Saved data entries
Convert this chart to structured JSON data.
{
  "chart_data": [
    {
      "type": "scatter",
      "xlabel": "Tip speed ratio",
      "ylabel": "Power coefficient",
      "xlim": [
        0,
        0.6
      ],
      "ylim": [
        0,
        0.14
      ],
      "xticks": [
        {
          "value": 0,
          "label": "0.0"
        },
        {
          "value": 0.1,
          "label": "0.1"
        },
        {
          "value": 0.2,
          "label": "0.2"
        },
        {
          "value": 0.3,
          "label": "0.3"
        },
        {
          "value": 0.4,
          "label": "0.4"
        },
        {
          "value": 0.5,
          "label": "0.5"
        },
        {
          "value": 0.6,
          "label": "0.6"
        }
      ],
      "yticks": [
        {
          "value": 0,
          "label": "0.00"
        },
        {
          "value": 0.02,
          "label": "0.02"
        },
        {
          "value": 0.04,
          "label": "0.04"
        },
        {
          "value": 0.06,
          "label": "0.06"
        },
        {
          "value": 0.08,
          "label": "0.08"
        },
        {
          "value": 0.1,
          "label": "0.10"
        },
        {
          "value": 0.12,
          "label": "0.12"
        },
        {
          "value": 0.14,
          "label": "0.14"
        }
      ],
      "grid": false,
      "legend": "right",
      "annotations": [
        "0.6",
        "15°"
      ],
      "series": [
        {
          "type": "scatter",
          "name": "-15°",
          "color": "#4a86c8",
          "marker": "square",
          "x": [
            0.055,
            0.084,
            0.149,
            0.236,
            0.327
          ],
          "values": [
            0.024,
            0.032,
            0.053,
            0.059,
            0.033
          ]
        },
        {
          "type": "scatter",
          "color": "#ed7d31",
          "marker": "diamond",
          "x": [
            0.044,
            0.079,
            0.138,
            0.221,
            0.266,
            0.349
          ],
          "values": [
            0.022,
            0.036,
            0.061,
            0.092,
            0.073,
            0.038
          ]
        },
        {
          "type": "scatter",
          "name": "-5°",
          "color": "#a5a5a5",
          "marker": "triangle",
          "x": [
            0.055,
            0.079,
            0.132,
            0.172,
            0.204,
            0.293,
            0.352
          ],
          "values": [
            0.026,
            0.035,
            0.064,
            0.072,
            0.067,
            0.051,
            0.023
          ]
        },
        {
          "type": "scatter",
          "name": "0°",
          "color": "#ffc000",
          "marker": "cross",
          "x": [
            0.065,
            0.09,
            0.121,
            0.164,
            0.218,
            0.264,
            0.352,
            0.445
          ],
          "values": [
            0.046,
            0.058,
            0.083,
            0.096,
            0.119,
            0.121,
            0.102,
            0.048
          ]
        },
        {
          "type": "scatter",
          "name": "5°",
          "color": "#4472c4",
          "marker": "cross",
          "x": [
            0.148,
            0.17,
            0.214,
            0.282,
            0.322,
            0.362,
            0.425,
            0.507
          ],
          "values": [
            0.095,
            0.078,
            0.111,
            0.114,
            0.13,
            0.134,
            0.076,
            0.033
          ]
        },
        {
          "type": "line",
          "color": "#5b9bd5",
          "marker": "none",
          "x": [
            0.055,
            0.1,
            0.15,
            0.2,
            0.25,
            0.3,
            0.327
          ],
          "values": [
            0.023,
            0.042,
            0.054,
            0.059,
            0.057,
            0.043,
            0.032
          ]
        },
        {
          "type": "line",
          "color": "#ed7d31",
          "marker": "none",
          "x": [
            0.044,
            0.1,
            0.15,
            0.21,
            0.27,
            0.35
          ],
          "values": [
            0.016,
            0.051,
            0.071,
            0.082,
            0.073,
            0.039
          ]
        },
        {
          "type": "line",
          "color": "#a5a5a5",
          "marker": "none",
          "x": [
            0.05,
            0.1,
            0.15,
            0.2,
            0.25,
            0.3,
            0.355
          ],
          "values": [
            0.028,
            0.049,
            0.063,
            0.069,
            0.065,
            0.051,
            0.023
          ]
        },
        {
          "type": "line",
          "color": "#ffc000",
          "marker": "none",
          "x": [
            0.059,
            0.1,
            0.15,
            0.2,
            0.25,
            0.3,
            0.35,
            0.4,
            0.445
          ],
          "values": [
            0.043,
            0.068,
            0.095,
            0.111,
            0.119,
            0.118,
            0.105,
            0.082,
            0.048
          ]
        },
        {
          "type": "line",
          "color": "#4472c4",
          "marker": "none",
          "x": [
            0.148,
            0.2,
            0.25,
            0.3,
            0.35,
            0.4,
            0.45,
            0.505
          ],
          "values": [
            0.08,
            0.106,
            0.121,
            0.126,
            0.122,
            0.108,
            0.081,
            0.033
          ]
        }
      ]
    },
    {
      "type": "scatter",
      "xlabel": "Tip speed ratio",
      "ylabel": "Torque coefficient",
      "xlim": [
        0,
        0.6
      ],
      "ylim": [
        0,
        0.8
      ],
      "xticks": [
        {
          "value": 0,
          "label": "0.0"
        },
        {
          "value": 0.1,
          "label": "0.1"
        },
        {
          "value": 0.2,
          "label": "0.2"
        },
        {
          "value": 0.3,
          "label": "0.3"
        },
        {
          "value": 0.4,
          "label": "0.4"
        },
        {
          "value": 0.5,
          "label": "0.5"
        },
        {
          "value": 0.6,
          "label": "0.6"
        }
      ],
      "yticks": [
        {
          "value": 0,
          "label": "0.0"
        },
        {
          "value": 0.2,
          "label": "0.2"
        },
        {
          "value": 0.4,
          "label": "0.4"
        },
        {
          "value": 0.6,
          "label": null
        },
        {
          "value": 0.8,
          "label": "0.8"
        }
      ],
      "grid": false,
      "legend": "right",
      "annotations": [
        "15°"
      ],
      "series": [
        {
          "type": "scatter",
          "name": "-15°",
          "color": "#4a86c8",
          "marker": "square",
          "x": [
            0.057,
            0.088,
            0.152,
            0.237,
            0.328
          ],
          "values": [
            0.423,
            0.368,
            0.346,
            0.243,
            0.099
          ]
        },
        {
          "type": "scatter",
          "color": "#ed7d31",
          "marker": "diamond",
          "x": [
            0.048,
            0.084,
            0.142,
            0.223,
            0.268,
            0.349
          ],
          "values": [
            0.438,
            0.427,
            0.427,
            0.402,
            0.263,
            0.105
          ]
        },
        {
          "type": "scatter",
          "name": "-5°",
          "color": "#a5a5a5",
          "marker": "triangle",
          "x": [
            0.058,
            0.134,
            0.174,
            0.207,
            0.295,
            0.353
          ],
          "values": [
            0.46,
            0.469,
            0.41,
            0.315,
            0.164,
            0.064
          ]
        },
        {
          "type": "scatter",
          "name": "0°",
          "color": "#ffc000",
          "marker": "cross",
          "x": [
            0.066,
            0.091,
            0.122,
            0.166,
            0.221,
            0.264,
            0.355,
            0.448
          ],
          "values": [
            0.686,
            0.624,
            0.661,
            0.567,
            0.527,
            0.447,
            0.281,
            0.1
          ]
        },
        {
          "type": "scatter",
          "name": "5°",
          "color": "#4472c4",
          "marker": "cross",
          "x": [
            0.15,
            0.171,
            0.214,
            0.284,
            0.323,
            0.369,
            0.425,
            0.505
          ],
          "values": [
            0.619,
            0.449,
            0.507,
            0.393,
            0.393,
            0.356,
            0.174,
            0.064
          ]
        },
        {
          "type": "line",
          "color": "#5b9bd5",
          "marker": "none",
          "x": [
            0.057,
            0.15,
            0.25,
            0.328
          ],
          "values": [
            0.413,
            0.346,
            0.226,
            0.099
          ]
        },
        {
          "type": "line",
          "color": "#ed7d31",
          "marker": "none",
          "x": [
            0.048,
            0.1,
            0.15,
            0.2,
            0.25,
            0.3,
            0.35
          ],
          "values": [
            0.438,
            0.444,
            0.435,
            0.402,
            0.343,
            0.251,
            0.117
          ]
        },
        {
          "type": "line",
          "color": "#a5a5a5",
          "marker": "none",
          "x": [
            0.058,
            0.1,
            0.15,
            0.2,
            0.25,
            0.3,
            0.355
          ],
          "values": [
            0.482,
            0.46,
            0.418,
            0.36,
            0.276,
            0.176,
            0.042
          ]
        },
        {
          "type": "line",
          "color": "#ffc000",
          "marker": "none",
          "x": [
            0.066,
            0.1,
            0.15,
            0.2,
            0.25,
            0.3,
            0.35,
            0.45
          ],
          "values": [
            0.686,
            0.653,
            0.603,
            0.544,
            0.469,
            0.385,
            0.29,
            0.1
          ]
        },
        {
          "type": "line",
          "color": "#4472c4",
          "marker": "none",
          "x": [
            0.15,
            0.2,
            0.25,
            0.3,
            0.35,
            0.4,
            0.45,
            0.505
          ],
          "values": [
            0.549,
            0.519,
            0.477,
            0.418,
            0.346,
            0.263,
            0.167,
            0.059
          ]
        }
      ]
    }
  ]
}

◆ YOUR GOAL
Check every line of the entries above for the word "coefficient" and report how many lines contain it, giving the number only.

◆ COMPLETED EXERCISE
2